PASSAGE —
Branch and central retinal vein occlusions (RVO) are among the most common retinal vascular diseases, and are often associated with moderate to severe vision loss. More than 90% of RVO occur in patients >50 years, but they are reported in all age groups. Central retinal vein occlusion (CRVO) results from thrombosis in the central retinal vein within the optic nerve at variable distances posterior to the lamina cribrosa, with fundus haemorrhage involving the entire retina with oedema, dilated retinal vein and disc swelling. Branch retinal vein occlusion (BRVO) occurs at more distal sites and is caused by focal occlusion of a retinal vein at an arterio-venous crossing-point where compression of the vein by the artery passing anteriorly produces turbulence and thrombosis with haemorrhage and oedema that usually involve the superior or inferior temporal retinal vein.

The exact pathogenesis of the occlusion is poorly understood, but various local and systemic factors appear to play a role in the pathological closure of the retinal veins. The most common risk factors are the same as for cardiovascular disease, including systemic hypertension, atherosclerotic vascular changes, diabetes mellitus and age >65 years. Open-angle glaucoma is also considered a major risk factor and in recent years hyperhomocysteinaemia and hypercoagulable risk factors have been increasingly implicated.

Visual acuity (VA) can be lost due to retinal ischaemia or cystoid macular oedema caused by capillary leakage, with endothelial cell damage combined with increased intracapillary pressure promoting exudation of extracellular proteins, intraretinal fluid and blood, and precipitation of lipids, in the macula. The pathogenesis of macular oedema is generally related to upregulation of vascular endothelial growth factor (VEGF)-A, which may act on capillary hyperpermeability by increasing vesicular transport and/or lowering the abundance of tight-junction proteins among the endothelial cells. Therefore it seems rational to inhibit VEGF-A with the intention of normalising the inner blood–retinal barrier, reducing vascular leakage and macular oedema, and improving visual function.

Collection entries
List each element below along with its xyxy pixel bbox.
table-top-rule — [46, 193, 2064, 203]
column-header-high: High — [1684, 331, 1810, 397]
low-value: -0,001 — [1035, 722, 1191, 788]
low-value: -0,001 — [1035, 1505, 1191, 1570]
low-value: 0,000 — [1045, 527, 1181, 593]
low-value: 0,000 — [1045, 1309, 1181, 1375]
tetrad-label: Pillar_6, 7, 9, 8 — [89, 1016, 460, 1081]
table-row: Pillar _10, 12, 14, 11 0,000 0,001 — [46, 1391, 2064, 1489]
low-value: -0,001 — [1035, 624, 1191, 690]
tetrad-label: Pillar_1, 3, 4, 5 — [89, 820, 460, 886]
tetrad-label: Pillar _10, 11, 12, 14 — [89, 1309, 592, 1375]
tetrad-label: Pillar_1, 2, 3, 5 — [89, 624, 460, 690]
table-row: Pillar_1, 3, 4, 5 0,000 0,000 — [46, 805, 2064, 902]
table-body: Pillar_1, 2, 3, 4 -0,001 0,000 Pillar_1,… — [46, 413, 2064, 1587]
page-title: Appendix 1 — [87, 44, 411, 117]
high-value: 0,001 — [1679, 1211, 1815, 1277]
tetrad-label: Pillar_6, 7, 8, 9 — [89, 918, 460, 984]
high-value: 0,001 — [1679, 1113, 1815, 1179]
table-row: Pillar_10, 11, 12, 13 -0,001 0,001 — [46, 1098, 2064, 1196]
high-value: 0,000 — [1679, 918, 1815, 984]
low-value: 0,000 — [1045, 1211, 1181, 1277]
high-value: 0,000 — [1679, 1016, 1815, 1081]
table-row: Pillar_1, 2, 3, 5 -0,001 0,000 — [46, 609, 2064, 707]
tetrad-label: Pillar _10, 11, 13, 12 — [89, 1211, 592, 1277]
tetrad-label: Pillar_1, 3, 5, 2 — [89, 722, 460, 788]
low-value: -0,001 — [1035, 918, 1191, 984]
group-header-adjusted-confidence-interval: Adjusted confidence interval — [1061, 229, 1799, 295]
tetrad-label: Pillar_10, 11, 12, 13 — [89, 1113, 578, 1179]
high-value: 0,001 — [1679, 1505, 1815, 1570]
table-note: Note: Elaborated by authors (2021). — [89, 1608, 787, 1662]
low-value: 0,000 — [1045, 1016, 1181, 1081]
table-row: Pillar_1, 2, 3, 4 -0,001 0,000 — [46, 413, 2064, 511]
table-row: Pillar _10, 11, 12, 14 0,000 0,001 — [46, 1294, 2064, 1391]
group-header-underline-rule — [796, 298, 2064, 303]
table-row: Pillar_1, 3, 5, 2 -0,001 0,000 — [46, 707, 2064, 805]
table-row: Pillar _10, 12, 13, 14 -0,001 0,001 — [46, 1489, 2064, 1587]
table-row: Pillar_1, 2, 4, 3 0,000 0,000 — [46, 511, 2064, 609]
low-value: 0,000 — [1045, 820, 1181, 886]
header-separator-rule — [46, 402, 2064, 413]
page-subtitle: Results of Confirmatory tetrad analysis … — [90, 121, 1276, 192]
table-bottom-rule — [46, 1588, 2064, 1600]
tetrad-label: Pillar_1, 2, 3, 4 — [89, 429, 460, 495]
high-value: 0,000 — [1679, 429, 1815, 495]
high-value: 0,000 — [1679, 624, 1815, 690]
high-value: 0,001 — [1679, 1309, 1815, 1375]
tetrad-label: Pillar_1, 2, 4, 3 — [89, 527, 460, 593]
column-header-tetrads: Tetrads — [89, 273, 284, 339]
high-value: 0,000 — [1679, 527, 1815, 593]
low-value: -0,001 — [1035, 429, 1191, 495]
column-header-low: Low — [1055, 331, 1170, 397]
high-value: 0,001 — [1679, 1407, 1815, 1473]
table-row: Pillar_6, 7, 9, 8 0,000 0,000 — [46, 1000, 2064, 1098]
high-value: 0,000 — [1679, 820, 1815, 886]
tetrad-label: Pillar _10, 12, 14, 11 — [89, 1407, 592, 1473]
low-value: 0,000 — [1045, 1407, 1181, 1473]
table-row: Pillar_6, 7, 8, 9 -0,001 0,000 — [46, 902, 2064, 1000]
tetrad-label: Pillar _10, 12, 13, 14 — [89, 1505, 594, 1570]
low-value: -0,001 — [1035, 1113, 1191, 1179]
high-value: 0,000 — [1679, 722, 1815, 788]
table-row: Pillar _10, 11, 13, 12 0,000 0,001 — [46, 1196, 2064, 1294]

THE PROBLEM — List every risk factor for retinal vein occlusion that the passage on retinal vein occlusion names.

RESULT OF THIS TASK —
- Systemic hypertension
- Atherosclerotic vascular changes
- Diabetes mellitus
- Age >65 years
- Open-angle glaucoma
- Hyperhomocysteinaemia
- Hypercoagulable risk factors